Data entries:
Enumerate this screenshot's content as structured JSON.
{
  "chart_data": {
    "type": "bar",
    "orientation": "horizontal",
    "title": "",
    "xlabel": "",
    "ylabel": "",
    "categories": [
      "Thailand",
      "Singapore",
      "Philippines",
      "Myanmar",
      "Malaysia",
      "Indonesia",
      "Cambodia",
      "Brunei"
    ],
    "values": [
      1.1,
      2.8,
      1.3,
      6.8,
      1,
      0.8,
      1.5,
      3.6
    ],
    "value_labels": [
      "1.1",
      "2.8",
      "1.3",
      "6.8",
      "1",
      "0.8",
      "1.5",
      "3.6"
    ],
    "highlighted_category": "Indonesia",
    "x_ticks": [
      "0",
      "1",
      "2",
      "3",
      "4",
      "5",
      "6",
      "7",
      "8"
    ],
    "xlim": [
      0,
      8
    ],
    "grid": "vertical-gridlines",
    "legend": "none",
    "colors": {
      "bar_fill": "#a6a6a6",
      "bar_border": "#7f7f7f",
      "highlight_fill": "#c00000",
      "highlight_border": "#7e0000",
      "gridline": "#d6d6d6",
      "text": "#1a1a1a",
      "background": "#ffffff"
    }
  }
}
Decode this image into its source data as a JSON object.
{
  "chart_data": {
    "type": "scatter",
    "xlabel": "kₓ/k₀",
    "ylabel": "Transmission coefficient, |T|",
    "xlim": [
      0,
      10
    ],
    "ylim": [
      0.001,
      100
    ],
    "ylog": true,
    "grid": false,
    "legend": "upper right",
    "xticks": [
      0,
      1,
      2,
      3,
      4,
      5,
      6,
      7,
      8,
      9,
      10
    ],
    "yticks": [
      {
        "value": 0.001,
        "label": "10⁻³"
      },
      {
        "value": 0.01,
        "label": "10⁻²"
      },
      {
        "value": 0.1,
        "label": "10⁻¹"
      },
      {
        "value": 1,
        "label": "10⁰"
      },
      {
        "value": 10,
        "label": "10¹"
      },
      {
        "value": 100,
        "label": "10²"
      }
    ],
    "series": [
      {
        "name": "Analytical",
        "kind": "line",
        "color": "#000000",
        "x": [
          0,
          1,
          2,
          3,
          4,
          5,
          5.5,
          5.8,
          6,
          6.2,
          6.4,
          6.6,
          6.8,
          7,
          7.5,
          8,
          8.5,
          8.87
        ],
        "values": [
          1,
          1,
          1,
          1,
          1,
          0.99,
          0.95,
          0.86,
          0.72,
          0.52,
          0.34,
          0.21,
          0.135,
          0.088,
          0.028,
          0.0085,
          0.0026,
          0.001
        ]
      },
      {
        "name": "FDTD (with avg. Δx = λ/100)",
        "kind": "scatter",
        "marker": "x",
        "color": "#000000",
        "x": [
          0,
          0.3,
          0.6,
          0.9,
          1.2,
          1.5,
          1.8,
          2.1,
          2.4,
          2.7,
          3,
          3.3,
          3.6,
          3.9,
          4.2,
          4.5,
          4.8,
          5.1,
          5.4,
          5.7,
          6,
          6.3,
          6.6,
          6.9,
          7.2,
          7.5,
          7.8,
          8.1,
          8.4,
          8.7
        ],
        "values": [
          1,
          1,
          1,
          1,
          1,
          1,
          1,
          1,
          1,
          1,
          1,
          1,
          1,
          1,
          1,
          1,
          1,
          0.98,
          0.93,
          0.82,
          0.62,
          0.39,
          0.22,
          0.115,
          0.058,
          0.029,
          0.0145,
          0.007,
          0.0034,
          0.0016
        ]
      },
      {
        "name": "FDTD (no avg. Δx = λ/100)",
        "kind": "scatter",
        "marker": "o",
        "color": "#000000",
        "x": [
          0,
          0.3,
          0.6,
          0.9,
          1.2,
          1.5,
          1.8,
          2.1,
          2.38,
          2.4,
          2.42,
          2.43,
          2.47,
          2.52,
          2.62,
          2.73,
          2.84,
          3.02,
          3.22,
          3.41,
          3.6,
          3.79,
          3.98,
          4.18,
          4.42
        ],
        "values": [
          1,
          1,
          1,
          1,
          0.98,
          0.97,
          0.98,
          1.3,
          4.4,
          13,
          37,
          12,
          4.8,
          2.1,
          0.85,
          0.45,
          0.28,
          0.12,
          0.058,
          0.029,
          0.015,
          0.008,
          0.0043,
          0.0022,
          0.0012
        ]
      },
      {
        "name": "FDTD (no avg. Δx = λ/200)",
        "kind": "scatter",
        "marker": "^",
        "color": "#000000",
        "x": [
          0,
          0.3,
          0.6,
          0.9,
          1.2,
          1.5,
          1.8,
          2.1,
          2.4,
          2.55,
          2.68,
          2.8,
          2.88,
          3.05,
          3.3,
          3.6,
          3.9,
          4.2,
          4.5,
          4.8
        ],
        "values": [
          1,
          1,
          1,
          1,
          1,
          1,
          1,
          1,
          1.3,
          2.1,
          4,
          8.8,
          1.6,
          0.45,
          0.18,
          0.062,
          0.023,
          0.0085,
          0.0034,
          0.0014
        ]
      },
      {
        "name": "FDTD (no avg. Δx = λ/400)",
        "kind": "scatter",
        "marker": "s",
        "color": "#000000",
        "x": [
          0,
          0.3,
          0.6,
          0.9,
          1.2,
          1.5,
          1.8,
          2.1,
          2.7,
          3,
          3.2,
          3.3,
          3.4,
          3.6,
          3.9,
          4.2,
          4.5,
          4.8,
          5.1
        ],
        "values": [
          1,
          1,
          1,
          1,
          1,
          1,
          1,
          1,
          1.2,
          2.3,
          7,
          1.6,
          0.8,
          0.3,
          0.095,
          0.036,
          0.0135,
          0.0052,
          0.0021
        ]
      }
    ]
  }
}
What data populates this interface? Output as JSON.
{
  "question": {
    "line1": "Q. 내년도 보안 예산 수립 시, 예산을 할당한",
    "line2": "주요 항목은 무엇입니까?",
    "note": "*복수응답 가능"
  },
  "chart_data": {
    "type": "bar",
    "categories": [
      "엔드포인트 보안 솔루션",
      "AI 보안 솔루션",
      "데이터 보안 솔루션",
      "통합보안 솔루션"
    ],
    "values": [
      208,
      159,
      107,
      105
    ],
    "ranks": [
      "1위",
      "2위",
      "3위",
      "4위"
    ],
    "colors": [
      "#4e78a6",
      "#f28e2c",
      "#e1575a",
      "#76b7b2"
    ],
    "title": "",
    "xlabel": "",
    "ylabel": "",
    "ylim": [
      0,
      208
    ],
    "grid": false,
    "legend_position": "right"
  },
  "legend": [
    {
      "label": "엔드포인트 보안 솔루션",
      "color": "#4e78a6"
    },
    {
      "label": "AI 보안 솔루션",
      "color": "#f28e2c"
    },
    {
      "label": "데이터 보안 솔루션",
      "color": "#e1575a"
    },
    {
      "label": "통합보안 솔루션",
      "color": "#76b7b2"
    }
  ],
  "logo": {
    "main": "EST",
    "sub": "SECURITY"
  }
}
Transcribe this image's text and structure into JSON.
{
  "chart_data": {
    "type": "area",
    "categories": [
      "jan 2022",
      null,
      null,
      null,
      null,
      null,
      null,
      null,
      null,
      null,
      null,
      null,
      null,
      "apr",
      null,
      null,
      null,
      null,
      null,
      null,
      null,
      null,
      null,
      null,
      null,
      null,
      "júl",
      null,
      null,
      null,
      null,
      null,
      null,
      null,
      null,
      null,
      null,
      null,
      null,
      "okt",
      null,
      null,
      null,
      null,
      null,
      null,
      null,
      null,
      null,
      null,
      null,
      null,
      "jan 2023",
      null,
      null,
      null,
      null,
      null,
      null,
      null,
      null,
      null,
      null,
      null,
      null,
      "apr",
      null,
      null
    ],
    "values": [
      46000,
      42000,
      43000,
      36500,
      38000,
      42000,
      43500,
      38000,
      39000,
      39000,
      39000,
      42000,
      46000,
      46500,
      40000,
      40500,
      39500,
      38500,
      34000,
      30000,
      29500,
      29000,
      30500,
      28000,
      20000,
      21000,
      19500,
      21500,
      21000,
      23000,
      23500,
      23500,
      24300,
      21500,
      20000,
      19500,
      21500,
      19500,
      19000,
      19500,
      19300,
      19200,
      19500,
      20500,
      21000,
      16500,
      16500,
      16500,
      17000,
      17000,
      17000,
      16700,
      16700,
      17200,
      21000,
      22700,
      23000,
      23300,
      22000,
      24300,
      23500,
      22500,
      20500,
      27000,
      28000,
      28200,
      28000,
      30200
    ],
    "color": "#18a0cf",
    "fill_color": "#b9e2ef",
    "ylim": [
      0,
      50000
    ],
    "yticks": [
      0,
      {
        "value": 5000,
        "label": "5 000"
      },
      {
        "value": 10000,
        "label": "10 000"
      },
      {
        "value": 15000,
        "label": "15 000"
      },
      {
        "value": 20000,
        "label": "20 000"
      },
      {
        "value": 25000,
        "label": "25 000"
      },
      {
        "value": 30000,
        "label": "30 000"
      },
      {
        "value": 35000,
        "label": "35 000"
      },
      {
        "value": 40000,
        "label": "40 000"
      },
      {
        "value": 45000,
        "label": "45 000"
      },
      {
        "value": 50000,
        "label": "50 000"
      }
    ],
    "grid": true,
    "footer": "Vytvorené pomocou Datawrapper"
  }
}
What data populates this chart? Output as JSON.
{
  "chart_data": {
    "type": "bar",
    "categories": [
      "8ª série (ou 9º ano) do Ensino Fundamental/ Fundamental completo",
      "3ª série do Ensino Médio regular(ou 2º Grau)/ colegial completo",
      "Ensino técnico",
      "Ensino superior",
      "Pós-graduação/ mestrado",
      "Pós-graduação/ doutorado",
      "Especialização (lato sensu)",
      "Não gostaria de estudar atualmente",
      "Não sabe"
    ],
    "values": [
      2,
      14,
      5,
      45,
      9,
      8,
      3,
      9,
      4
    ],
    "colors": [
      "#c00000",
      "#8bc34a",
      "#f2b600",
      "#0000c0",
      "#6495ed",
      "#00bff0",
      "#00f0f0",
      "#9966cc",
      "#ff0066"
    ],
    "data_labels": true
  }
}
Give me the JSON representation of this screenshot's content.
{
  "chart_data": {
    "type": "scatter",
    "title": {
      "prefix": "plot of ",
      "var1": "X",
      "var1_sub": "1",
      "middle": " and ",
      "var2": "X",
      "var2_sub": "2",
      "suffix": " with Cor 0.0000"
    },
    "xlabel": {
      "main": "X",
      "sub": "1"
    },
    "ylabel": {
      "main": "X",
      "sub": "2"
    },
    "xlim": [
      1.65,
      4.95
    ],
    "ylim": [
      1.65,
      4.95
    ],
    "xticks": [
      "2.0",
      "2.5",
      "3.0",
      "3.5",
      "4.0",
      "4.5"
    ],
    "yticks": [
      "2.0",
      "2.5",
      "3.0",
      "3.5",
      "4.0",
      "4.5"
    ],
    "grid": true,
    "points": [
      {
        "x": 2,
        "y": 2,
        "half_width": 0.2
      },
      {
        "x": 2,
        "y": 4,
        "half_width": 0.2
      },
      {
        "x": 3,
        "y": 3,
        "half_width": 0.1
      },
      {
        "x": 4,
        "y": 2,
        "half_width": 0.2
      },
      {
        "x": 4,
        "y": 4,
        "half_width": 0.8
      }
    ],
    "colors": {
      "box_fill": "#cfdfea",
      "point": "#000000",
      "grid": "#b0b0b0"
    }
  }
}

> [INSTRUCTIONS FOR THE TASK]:
In the entries above, identify each line that includes the string "JSON", then copy it.

> [TASK RESPONSE]:
Enumerate this screenshot's content as structured JSON.
Decode this image into its source data as a JSON object.
What data populates this interface? Output as JSON.
Transcribe this image's text and structure into JSON.
What data populates this chart? Output as JSON.
Give me the JSON representation of this screenshot's content.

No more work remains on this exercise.